#### Aim
Reproduce the material in full, exactly as written.
*** Material supplied
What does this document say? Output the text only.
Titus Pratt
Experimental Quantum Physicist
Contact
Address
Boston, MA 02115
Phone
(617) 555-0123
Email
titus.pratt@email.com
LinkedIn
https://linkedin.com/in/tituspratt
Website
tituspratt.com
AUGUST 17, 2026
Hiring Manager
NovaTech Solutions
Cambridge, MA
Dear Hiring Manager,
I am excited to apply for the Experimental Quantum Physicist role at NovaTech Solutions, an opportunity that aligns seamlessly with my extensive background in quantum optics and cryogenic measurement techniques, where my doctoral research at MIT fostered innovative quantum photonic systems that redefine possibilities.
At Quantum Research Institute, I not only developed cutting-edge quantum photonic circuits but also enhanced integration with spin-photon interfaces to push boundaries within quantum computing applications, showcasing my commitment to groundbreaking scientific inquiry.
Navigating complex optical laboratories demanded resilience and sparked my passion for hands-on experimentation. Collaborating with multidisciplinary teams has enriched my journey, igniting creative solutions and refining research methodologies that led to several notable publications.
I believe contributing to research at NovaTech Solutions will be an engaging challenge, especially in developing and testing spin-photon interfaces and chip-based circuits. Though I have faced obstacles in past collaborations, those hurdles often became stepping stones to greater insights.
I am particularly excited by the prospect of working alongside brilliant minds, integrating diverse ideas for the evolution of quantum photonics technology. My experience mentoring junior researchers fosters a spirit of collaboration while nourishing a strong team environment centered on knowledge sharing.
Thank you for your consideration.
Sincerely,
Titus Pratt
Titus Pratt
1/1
******
#### Task result
What does this document say? Output the text only.
Titus Pratt
Experimental Quantum Physicist
Contact
Address
Boston, MA 02115
Phone
(617) 555-0123
Email
titus.pratt@email.com
LinkedIn
https://linkedin.com/in/tituspratt
Website
tituspratt.com
AUGUST 17, 2026
Hiring Manager
NovaTech Solutions
Cambridge, MA
Dear Hiring Manager,
I am excited to apply for the Experimental Quantum Physicist role at NovaTech Solutions, an opportunity that aligns seamlessly with my extensive background in quantum optics and cryogenic measurement techniques, where my doctoral research at MIT fostered innovative quantum photonic systems that redefine possibilities.
At Quantum Research Institute, I not only developed cutting-edge quantum photonic circuits but also enhanced integration with spin-photon interfaces to push boundaries within quantum computing applications, showcasing my commitment to groundbreaking scientific inquiry.
Navigating complex optical laboratories demanded resilience and sparked my passion for hands-on experimentation. Collaborating with multidisciplinary teams has enriched my journey, igniting creative solutions and refining research methodologies that led to several notable publications.
I believe contributing to research at NovaTech Solutions will be an engaging challenge, especially in developing and testing spin-photon interfaces and chip-based circuits. Though I have faced obstacles in past collaborations, those hurdles often became stepping stones to greater insights.
I am particularly excited by the prospect of working alongside brilliant minds, integrating diverse ideas for the evolution of quantum photonics technology. My experience mentoring junior researchers fosters a spirit of collaboration while nourishing a strong team environment centered on knowledge sharing.
Thank you for your consideration.
Sincerely,
Titus Pratt
Titus Pratt
1/1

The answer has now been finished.